Data items

┏━━

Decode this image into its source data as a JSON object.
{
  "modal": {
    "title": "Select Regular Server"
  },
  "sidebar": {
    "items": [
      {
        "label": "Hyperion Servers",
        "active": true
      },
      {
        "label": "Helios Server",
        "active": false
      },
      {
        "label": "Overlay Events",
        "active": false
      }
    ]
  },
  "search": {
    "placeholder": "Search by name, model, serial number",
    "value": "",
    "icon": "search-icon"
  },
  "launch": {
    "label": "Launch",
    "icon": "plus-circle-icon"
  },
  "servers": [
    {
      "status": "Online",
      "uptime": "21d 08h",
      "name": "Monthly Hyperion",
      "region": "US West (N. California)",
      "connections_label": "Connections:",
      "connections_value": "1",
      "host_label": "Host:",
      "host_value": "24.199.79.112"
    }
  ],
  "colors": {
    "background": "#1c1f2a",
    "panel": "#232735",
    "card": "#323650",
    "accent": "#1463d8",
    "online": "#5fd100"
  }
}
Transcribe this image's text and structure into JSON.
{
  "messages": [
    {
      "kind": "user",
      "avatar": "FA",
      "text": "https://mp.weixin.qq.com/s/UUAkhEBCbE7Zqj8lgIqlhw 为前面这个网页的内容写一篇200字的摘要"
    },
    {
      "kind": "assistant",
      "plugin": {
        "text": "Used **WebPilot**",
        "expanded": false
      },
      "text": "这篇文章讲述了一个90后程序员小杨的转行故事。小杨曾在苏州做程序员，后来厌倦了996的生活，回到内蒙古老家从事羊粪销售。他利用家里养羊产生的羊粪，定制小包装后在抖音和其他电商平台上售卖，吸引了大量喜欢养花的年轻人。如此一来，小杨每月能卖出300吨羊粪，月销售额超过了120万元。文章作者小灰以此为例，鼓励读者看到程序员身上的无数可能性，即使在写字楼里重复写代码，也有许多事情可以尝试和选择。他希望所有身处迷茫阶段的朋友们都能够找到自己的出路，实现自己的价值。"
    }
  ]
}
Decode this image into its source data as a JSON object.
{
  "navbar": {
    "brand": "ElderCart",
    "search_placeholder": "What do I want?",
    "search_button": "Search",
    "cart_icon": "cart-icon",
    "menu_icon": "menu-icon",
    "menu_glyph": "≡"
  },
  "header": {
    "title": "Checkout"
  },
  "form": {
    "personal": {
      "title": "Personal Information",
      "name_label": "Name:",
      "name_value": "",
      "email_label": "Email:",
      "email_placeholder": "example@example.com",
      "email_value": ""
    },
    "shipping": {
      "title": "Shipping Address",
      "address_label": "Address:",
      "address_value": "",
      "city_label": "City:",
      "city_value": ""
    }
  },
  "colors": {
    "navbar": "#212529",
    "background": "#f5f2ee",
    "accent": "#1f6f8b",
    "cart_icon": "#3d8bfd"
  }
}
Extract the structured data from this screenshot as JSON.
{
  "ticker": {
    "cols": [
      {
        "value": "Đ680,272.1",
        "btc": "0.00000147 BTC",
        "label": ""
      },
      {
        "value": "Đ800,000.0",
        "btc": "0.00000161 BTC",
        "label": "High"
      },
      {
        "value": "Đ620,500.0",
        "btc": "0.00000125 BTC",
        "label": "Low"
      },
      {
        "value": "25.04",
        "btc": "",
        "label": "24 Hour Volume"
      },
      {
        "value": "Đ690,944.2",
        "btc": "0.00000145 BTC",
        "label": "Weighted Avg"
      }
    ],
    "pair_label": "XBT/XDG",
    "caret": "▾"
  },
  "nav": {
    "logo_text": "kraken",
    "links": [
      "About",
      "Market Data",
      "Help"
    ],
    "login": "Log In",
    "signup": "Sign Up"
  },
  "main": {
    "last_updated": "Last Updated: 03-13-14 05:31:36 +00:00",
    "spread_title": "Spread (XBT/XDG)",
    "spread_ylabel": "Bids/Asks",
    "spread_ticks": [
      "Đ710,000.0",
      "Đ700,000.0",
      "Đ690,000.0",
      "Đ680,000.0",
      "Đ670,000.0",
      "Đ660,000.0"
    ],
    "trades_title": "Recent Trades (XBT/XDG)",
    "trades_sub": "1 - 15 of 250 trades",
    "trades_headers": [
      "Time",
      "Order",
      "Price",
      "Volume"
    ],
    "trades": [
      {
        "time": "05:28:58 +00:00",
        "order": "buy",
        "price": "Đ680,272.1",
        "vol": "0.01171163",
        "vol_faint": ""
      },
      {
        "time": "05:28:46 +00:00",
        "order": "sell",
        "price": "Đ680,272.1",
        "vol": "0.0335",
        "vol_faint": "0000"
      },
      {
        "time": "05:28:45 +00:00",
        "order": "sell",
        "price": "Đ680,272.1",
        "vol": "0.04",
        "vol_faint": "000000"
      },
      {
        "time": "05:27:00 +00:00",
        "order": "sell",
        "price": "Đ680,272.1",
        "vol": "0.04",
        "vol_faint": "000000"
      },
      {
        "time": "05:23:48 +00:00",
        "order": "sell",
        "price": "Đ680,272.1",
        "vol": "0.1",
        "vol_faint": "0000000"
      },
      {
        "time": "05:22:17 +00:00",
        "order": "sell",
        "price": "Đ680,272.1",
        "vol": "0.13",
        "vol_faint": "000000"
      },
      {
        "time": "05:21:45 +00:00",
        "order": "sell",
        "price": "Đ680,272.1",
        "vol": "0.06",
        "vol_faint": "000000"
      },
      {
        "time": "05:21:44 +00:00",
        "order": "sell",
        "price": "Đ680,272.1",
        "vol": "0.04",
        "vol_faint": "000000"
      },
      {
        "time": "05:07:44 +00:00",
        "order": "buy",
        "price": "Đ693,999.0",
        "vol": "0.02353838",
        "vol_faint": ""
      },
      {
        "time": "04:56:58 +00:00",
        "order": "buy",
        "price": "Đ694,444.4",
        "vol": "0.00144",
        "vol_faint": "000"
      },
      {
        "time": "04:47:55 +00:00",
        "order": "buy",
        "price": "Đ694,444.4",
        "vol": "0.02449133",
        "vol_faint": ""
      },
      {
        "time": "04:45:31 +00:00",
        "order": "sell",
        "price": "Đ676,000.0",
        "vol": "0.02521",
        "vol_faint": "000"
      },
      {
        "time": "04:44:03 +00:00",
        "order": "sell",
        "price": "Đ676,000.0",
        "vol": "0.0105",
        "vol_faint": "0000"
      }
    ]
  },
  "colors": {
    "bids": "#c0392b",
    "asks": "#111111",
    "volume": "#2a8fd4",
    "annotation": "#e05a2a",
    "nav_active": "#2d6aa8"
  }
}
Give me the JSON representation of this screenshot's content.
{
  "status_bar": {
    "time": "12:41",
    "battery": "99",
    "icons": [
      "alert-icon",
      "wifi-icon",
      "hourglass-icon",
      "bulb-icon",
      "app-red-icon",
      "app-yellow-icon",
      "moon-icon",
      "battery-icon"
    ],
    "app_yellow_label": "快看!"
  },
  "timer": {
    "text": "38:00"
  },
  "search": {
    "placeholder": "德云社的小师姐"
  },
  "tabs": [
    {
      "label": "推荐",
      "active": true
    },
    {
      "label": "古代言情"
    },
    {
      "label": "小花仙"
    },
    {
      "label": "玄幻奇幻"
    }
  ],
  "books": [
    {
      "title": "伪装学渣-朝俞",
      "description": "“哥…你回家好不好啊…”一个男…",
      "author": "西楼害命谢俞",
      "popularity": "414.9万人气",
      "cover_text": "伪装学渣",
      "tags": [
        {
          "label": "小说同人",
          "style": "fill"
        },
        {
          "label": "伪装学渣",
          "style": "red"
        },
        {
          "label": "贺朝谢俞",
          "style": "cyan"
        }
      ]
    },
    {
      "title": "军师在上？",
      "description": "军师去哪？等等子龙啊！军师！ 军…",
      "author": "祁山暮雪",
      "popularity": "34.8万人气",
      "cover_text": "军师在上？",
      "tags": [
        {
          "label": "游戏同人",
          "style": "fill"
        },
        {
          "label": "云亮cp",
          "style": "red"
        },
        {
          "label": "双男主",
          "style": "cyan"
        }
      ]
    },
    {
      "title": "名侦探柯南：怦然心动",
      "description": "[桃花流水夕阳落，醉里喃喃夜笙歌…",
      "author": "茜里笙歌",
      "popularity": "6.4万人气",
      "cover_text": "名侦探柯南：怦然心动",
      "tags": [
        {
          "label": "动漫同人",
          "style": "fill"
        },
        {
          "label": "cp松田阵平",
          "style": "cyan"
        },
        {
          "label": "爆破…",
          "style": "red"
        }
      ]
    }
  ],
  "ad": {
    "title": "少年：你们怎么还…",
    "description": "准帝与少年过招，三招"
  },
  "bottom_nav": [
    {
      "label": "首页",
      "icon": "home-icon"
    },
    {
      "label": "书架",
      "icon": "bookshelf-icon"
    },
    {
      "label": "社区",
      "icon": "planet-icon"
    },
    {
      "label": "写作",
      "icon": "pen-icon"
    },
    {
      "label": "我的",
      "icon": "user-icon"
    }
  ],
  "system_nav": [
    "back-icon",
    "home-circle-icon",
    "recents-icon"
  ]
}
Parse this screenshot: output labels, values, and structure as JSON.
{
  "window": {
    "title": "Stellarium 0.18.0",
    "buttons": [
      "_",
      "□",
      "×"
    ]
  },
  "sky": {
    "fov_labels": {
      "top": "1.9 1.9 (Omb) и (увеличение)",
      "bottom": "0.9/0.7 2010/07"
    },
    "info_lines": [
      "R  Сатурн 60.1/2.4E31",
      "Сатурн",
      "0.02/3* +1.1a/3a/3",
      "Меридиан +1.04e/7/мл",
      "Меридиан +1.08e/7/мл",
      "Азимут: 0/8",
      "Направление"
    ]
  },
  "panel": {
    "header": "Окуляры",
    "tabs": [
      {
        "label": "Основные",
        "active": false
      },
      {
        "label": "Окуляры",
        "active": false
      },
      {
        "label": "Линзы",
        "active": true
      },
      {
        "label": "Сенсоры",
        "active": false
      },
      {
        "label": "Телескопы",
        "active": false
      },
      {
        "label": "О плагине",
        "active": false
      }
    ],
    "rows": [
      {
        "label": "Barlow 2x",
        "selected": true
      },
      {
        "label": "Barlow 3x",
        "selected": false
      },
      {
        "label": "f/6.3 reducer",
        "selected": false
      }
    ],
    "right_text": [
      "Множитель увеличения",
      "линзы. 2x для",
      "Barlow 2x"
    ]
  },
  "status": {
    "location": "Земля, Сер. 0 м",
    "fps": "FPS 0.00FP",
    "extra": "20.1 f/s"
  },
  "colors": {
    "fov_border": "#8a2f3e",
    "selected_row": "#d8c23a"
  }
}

┗━━

» **Given exercise**
Select the lines from the entries that include the word "screenshot".

» **Solution to this task**
Extract the structured data from this screenshot as JSON.
Give me the JSON representation of this screenshot's content.
Parse this screenshot: output labels, values, and structure as JSON.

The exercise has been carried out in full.